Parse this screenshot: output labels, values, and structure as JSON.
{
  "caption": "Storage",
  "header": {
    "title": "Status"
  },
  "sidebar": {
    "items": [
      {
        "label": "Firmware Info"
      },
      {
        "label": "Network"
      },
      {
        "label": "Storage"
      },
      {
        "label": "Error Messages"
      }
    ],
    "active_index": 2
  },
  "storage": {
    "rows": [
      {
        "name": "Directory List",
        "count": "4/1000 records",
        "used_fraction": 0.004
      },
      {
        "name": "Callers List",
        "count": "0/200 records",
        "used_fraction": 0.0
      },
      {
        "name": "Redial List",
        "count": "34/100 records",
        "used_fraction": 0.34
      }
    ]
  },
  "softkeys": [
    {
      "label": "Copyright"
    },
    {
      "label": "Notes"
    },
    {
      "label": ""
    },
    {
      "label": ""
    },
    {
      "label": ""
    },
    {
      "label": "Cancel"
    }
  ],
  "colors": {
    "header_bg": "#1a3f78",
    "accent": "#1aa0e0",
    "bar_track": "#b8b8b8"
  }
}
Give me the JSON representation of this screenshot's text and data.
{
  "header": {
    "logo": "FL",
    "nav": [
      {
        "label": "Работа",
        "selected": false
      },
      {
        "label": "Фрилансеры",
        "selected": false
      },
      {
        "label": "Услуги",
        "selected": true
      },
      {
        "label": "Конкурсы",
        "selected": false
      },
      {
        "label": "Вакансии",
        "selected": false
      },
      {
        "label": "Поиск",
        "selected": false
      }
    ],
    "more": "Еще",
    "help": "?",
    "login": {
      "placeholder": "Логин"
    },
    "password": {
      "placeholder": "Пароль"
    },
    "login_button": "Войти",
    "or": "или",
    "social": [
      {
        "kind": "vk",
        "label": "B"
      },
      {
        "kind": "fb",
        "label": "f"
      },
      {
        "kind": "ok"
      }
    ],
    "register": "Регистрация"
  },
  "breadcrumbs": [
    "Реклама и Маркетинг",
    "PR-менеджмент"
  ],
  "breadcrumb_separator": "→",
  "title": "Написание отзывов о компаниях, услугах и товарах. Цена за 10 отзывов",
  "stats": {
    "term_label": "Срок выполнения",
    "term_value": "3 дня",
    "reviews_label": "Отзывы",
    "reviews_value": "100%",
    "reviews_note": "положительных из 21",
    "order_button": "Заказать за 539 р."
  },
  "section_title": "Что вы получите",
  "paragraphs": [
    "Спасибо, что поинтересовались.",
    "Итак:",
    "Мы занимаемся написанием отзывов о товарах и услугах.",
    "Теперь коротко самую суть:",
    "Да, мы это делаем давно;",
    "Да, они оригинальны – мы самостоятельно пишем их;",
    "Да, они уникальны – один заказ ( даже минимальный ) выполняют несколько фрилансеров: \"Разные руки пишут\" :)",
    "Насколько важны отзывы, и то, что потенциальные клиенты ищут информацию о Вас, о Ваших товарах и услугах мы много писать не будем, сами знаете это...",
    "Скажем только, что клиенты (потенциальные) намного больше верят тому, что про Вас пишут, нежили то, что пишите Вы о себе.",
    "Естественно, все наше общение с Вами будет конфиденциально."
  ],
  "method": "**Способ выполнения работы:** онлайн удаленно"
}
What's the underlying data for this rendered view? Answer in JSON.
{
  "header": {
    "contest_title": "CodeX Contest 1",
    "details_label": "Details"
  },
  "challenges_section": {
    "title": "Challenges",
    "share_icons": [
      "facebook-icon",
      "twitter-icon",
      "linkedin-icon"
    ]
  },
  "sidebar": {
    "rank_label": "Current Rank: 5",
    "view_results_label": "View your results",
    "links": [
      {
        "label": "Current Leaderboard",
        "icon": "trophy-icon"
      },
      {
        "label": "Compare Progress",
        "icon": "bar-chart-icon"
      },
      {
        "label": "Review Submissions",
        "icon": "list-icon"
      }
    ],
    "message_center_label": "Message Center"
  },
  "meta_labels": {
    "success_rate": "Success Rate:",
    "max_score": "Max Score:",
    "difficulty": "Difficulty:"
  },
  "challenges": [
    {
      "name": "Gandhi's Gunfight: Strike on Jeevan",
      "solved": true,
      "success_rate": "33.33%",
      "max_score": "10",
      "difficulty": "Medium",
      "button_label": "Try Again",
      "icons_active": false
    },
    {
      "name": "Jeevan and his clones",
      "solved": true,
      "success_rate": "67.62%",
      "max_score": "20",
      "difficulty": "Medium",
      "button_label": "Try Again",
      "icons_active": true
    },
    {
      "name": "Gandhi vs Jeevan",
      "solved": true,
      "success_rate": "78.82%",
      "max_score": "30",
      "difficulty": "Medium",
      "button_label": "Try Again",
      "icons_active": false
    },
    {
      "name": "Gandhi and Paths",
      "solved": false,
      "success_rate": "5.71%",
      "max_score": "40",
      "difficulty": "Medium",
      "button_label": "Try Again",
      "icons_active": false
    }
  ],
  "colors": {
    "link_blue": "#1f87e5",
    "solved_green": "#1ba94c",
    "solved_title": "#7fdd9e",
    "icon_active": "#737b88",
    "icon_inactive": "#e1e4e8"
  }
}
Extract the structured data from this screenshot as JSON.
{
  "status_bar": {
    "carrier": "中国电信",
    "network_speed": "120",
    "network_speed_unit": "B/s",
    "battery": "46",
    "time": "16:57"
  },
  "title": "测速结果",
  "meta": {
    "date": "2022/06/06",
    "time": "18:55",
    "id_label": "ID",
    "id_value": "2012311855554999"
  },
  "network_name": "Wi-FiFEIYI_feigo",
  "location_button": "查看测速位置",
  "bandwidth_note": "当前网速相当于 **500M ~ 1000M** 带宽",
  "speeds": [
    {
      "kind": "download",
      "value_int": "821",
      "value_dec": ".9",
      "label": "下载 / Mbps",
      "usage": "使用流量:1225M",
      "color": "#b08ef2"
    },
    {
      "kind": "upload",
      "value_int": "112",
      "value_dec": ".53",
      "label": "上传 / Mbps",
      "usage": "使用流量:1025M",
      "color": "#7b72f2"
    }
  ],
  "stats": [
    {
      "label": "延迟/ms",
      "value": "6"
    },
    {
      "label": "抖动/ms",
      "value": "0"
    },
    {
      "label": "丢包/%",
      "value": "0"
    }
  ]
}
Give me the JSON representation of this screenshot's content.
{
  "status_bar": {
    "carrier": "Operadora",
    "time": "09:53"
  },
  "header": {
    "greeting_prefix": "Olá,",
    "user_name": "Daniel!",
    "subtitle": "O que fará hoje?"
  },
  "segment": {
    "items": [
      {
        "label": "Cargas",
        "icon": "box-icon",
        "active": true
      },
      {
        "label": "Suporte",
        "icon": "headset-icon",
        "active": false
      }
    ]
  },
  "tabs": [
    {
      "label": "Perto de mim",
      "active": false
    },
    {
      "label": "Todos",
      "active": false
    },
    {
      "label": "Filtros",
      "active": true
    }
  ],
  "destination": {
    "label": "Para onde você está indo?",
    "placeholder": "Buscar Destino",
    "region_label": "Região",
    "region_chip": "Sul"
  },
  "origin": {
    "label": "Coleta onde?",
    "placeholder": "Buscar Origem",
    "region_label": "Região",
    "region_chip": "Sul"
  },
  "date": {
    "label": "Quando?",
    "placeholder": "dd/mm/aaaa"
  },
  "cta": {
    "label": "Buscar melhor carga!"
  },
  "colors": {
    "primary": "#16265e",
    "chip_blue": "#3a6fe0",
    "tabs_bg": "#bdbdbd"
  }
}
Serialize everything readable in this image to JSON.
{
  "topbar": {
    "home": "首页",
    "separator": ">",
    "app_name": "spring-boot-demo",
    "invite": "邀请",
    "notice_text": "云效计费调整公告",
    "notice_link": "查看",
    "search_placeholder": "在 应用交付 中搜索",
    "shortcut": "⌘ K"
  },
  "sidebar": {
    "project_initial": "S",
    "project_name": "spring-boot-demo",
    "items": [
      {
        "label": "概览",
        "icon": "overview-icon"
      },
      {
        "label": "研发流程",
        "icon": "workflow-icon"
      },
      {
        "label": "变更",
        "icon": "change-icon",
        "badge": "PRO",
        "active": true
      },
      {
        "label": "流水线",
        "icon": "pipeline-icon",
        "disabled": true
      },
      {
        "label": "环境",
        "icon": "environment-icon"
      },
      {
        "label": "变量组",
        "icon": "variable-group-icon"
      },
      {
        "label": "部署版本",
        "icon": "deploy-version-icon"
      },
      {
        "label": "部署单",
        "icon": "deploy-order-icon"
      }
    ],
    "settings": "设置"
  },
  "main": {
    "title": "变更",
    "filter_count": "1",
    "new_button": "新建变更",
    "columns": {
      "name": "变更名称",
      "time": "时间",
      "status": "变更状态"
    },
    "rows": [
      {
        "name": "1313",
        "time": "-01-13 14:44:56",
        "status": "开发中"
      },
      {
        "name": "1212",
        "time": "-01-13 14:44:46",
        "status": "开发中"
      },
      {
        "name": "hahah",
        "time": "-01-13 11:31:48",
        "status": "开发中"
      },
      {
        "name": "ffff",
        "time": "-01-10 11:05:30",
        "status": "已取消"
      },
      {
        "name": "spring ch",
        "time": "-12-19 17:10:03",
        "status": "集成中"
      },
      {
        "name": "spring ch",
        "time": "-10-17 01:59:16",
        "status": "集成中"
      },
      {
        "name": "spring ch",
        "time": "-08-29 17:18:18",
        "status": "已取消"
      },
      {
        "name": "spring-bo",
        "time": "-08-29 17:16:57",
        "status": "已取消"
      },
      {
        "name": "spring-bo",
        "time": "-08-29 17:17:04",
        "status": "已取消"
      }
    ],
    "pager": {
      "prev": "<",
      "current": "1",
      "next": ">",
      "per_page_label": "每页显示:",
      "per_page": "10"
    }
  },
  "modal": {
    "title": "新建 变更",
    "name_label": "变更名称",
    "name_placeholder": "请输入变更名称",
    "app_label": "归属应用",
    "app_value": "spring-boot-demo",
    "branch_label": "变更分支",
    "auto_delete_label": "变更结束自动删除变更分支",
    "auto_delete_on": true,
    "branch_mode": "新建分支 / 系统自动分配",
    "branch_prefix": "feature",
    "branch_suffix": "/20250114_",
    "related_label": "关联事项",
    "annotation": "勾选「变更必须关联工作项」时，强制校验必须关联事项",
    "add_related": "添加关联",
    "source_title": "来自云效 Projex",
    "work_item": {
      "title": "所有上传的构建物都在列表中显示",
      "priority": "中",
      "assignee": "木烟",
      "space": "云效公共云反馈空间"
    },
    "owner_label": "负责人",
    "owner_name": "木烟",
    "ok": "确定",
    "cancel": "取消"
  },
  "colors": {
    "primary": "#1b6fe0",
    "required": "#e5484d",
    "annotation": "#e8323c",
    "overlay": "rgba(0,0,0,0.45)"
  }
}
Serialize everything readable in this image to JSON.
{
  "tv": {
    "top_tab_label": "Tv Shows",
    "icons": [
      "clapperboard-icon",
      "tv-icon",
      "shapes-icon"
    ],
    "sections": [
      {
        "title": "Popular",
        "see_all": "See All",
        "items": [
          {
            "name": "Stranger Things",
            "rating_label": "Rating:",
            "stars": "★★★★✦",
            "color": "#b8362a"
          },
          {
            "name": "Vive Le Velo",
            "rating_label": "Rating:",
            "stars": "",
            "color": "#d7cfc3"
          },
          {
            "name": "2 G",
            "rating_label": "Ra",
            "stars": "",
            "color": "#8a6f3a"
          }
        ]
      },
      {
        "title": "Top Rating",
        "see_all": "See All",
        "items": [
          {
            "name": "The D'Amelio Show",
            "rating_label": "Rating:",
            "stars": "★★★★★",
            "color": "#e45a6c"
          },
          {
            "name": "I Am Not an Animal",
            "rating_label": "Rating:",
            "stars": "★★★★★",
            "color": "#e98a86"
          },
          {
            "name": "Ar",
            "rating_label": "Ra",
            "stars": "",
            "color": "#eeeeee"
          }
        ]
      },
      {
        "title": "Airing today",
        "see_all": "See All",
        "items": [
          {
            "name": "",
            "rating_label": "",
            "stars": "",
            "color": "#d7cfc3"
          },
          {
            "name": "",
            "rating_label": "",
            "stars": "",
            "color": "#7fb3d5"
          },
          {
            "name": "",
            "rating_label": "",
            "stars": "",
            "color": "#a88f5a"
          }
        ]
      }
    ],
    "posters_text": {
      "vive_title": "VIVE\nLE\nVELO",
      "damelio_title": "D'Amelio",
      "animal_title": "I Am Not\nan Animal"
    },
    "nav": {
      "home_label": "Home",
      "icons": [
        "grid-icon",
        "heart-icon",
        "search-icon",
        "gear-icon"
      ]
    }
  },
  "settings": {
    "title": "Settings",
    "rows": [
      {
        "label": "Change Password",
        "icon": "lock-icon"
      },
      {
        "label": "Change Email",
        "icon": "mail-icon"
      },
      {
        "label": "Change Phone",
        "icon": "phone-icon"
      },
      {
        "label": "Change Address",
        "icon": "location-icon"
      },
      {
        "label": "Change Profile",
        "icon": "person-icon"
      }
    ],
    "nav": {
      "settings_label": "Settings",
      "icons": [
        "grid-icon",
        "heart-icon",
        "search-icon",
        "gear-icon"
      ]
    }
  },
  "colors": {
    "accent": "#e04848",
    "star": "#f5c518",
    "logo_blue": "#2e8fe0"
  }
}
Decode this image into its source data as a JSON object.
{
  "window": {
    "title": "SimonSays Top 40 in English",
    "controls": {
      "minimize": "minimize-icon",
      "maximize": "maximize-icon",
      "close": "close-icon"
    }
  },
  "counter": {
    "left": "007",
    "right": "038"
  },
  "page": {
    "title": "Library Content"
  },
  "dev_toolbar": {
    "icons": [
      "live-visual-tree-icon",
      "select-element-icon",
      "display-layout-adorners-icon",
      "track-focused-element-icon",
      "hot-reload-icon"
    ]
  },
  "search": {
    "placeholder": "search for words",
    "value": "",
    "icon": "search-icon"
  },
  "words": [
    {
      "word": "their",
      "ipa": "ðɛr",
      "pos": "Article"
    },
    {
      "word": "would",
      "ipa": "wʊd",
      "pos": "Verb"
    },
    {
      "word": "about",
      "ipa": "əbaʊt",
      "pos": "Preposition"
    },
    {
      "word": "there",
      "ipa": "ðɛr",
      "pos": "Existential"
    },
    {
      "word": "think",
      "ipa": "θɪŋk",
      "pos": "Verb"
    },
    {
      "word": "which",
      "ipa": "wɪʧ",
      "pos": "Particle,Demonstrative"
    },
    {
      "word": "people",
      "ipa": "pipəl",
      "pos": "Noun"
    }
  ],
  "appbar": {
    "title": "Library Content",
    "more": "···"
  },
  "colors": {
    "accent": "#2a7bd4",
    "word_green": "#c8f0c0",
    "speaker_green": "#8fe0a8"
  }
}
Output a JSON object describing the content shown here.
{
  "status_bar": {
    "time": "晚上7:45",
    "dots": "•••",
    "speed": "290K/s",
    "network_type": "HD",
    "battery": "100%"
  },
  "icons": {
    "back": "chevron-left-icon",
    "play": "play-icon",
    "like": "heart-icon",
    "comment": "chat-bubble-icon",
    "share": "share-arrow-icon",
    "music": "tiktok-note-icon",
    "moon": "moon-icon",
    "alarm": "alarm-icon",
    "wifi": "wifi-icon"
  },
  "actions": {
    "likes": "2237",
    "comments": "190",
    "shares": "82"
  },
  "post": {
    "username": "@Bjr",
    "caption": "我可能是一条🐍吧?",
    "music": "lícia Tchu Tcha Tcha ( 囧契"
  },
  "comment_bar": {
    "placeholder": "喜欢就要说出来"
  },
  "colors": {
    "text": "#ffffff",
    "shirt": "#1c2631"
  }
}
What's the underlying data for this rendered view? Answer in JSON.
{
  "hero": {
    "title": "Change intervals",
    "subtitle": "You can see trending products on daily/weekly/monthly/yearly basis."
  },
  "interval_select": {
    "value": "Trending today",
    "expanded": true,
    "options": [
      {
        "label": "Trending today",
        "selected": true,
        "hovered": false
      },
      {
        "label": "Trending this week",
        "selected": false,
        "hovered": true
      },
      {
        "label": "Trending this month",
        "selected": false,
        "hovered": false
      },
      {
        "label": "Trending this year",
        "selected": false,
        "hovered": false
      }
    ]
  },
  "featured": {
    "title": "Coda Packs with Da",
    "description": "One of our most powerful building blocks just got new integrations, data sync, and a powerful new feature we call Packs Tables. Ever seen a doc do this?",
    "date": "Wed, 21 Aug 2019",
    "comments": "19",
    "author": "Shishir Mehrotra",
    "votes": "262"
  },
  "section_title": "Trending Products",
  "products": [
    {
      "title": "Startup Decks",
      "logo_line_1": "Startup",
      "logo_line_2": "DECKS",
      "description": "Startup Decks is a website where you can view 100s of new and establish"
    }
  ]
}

Exercise brief —
Scan the records above for the string "услугах", then report every line that contains it.

Reply —
  "title": "Написание отзывов о компаниях, услугах и товарах. Цена за 10 отзывов",
    "Мы занимаемся написанием отзывов о товарах и услугах.",
    "Насколько важны отзывы, и то, что потенциальные клиенты ищут информацию о Вас, о Ваших товарах и услугах мы много писать не будем, сами знаете это...",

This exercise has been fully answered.